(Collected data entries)
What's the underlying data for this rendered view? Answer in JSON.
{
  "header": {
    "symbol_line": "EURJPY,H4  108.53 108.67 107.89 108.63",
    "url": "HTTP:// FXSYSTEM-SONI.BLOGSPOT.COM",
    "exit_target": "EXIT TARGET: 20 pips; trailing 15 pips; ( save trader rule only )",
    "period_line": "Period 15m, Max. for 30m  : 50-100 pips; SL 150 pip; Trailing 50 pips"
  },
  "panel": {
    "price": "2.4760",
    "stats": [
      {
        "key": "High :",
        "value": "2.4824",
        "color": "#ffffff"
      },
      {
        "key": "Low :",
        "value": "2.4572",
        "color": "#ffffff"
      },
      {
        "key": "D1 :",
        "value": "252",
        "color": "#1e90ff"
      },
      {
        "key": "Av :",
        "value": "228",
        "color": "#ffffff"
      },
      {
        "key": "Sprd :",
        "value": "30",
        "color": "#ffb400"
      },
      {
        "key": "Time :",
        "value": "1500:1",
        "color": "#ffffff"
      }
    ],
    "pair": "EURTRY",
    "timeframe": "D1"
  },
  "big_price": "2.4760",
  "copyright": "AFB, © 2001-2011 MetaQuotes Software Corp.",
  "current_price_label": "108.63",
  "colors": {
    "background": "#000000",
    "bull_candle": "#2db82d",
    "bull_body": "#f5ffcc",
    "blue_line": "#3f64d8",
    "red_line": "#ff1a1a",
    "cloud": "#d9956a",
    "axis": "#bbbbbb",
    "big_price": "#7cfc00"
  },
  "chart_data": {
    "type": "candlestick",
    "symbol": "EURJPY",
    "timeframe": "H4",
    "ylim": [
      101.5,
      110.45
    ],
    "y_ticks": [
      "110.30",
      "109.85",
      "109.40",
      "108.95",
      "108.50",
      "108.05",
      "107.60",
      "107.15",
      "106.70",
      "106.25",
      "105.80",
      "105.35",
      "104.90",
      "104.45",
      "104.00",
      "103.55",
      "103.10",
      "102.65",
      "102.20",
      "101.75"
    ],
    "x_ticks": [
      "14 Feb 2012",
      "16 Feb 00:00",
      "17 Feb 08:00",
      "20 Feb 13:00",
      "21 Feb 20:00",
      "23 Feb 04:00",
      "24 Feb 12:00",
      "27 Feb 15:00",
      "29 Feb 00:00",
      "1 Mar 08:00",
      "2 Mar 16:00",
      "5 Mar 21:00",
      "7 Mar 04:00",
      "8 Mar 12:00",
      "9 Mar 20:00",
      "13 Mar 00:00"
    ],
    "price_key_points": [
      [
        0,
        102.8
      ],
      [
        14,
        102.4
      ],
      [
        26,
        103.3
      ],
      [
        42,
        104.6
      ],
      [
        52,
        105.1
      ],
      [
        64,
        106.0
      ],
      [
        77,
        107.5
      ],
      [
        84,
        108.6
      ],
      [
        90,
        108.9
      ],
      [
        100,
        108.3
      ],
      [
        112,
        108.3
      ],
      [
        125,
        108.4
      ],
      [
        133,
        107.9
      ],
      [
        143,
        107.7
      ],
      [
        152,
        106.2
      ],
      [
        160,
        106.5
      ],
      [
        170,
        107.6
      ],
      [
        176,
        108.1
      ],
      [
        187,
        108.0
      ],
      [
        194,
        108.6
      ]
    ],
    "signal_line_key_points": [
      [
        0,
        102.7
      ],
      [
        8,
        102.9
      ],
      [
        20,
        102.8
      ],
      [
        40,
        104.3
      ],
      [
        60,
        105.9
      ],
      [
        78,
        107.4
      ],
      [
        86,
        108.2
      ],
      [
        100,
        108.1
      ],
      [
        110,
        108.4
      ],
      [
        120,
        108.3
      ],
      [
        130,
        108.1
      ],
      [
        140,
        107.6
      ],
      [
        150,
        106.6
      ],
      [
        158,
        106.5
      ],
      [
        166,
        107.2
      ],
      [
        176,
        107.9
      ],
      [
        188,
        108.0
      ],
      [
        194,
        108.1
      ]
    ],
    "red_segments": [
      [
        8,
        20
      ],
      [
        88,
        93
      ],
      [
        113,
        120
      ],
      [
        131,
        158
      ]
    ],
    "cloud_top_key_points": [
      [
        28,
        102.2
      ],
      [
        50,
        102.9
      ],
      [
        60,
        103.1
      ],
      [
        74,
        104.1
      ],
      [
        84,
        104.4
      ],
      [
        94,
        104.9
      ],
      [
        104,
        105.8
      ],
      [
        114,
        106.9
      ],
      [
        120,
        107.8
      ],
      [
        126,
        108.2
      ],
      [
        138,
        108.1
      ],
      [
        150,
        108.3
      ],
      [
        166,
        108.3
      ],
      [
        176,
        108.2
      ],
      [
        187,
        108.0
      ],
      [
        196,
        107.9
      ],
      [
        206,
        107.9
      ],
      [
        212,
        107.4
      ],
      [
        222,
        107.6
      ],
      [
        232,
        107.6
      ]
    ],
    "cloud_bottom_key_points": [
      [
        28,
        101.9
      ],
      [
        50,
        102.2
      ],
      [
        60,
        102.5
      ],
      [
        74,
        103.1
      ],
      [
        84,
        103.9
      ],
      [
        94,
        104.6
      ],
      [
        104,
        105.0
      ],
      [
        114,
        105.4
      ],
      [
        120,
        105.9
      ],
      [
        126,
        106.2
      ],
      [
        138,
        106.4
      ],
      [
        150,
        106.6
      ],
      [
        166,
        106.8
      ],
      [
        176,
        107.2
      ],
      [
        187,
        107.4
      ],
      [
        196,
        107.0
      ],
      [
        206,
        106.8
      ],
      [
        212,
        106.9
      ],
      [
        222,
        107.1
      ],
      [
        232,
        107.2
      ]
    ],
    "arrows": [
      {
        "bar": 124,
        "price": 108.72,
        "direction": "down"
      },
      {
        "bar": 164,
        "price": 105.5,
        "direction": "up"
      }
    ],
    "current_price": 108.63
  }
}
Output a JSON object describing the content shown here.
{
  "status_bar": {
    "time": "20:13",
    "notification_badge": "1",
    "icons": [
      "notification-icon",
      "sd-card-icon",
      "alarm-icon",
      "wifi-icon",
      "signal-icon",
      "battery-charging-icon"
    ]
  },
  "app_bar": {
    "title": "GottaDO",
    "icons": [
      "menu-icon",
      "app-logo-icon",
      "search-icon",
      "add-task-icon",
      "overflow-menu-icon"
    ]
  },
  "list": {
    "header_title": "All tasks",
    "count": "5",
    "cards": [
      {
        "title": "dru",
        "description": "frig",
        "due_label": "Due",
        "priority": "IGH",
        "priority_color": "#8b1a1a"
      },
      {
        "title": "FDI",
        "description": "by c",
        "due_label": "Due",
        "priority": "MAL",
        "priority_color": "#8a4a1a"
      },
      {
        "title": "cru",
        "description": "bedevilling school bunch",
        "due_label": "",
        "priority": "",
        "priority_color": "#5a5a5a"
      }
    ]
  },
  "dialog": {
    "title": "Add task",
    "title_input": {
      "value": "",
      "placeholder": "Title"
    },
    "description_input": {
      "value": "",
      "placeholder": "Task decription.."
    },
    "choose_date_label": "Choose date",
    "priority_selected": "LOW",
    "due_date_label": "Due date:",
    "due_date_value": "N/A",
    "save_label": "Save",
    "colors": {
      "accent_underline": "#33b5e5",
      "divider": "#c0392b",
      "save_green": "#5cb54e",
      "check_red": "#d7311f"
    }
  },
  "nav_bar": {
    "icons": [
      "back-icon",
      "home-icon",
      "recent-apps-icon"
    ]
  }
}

# TASK TO CARRY OUT
Output all records verbatim.

# EXPECTED ANSWER
What's the underlying data for this rendered view? Answer in JSON.
{
  "header": {
    "symbol_line": "EURJPY,H4  108.53 108.67 107.89 108.63",
    "url": "HTTP:// FXSYSTEM-SONI.BLOGSPOT.COM",
    "exit_target": "EXIT TARGET: 20 pips; trailing 15 pips; ( save trader rule only )",
    "period_line": "Period 15m, Max. for 30m  : 50-100 pips; SL 150 pip; Trailing 50 pips"
  },
  "panel": {
    "price": "2.4760",
    "stats": [
      {
        "key": "High :",
        "value": "2.4824",
        "color": "#ffffff"
      },
      {
        "key": "Low :",
        "value": "2.4572",
        "color": "#ffffff"
      },
      {
        "key": "D1 :",
        "value": "252",
        "color": "#1e90ff"
      },
      {
        "key": "Av :",
        "value": "228",
        "color": "#ffffff"
      },
      {
        "key": "Sprd :",
        "value": "30",
        "color": "#ffb400"
      },
      {
        "key": "Time :",
        "value": "1500:1",
        "color": "#ffffff"
      }
    ],
    "pair": "EURTRY",
    "timeframe": "D1"
  },
  "big_price": "2.4760",
  "copyright": "AFB, © 2001-2011 MetaQuotes Software Corp.",
  "current_price_label": "108.63",
  "colors": {
    "background": "#000000",
    "bull_candle": "#2db82d",
    "bull_body": "#f5ffcc",
    "blue_line": "#3f64d8",
    "red_line": "#ff1a1a",
    "cloud": "#d9956a",
    "axis": "#bbbbbb",
    "big_price": "#7cfc00"
  },
  "chart_data": {
    "type": "candlestick",
    "symbol": "EURJPY",
    "timeframe": "H4",
    "ylim": [
      101.5,
      110.45
    ],
    "y_ticks": [
      "110.30",
      "109.85",
      "109.40",
      "108.95",
      "108.50",
      "108.05",
      "107.60",
      "107.15",
      "106.70",
      "106.25",
      "105.80",
      "105.35",
      "104.90",
      "104.45",
      "104.00",
      "103.55",
      "103.10",
      "102.65",
      "102.20",
      "101.75"
    ],
    "x_ticks": [
      "14 Feb 2012",
      "16 Feb 00:00",
      "17 Feb 08:00",
      "20 Feb 13:00",
      "21 Feb 20:00",
      "23 Feb 04:00",
      "24 Feb 12:00",
      "27 Feb 15:00",
      "29 Feb 00:00",
      "1 Mar 08:00",
      "2 Mar 16:00",
      "5 Mar 21:00",
      "7 Mar 04:00",
      "8 Mar 12:00",
      "9 Mar 20:00",
      "13 Mar 00:00"
    ],
    "price_key_points": [
      [
        0,
        102.8
      ],
      [
        14,
        102.4
      ],
      [
        26,
        103.3
      ],
      [
        42,
        104.6
      ],
      [
        52,
        105.1
      ],
      [
        64,
        106.0
      ],
      [
        77,
        107.5
      ],
      [
        84,
        108.6
      ],
      [
        90,
        108.9
      ],
      [
        100,
        108.3
      ],
      [
        112,
        108.3
      ],
      [
        125,
        108.4
      ],
      [
        133,
        107.9
      ],
      [
        143,
        107.7
      ],
      [
        152,
        106.2
      ],
      [
        160,
        106.5
      ],
      [
        170,
        107.6
      ],
      [
        176,
        108.1
      ],
      [
        187,
        108.0
      ],
      [
        194,
        108.6
      ]
    ],
    "signal_line_key_points": [
      [
        0,
        102.7
      ],
      [
        8,
        102.9
      ],
      [
        20,
        102.8
      ],
      [
        40,
        104.3
      ],
      [
        60,
        105.9
      ],
      [
        78,
        107.4
      ],
      [
        86,
        108.2
      ],
      [
        100,
        108.1
      ],
      [
        110,
        108.4
      ],
      [
        120,
        108.3
      ],
      [
        130,
        108.1
      ],
      [
        140,
        107.6
      ],
      [
        150,
        106.6
      ],
      [
        158,
        106.5
      ],
      [
        166,
        107.2
      ],
      [
        176,
        107.9
      ],
      [
        188,
        108.0
      ],
      [
        194,
        108.1
      ]
    ],
    "red_segments": [
      [
        8,
        20
      ],
      [
        88,
        93
      ],
      [
        113,
        120
      ],
      [
        131,
        158
      ]
    ],
    "cloud_top_key_points": [
      [
        28,
        102.2
      ],
      [
        50,
        102.9
      ],
      [
        60,
        103.1
      ],
      [
        74,
        104.1
      ],
      [
        84,
        104.4
      ],
      [
        94,
        104.9
      ],
      [
        104,
        105.8
      ],
      [
        114,
        106.9
      ],
      [
        120,
        107.8
      ],
      [
        126,
        108.2
      ],
      [
        138,
        108.1
      ],
      [
        150,
        108.3
      ],
      [
        166,
        108.3
      ],
      [
        176,
        108.2
      ],
      [
        187,
        108.0
      ],
      [
        196,
        107.9
      ],
      [
        206,
        107.9
      ],
      [
        212,
        107.4
      ],
      [
        222,
        107.6
      ],
      [
        232,
        107.6
      ]
    ],
    "cloud_bottom_key_points": [
      [
        28,
        101.9
      ],
      [
        50,
        102.2
      ],
      [
        60,
        102.5
      ],
      [
        74,
        103.1
      ],
      [
        84,
        103.9
      ],
      [
        94,
        104.6
      ],
      [
        104,
        105.0
      ],
      [
        114,
        105.4
      ],
      [
        120,
        105.9
      ],
      [
        126,
        106.2
      ],
      [
        138,
        106.4
      ],
      [
        150,
        106.6
      ],
      [
        166,
        106.8
      ],
      [
        176,
        107.2
      ],
      [
        187,
        107.4
      ],
      [
        196,
        107.0
      ],
      [
        206,
        106.8
      ],
      [
        212,
        106.9
      ],
      [
        222,
        107.1
      ],
      [
        232,
        107.2
      ]
    ],
    "arrows": [
      {
        "bar": 124,
        "price": 108.72,
        "direction": "down"
      },
      {
        "bar": 164,
        "price": 105.5,
        "direction": "up"
      }
    ],
    "current_price": 108.63
  }
}
Output a JSON object describing the content shown here.
{
  "status_bar": {
    "time": "20:13",
    "notification_badge": "1",
    "icons": [
      "notification-icon",
      "sd-card-icon",
      "alarm-icon",
      "wifi-icon",
      "signal-icon",
      "battery-charging-icon"
    ]
  },
  "app_bar": {
    "title": "GottaDO",
    "icons": [
      "menu-icon",
      "app-logo-icon",
      "search-icon",
      "add-task-icon",
      "overflow-menu-icon"
    ]
  },
  "list": {
    "header_title": "All tasks",
    "count": "5",
    "cards": [
      {
        "title": "dru",
        "description": "frig",
        "due_label": "Due",
        "priority": "IGH",
        "priority_color": "#8b1a1a"
      },
      {
        "title": "FDI",
        "description": "by c",
        "due_label": "Due",
        "priority": "MAL",
        "priority_color": "#8a4a1a"
      },
      {
        "title": "cru",
        "description": "bedevilling school bunch",
        "due_label": "",
        "priority": "",
        "priority_color": "#5a5a5a"
      }
    ]
  },
  "dialog": {
    "title": "Add task",
    "title_input": {
      "value": "",
      "placeholder": "Title"
    },
    "description_input": {
      "value": "",
      "placeholder": "Task decription.."
    },
    "choose_date_label": "Choose date",
    "priority_selected": "LOW",
    "due_date_label": "Due date:",
    "due_date_value": "N/A",
    "save_label": "Save",
    "colors": {
      "accent_underline": "#33b5e5",
      "divider": "#c0392b",
      "save_green": "#5cb54e",
      "check_red": "#d7311f"
    }
  },
  "nav_bar": {
    "icons": [
      "back-icon",
      "home-icon",
      "recent-apps-icon"
    ]
  }
}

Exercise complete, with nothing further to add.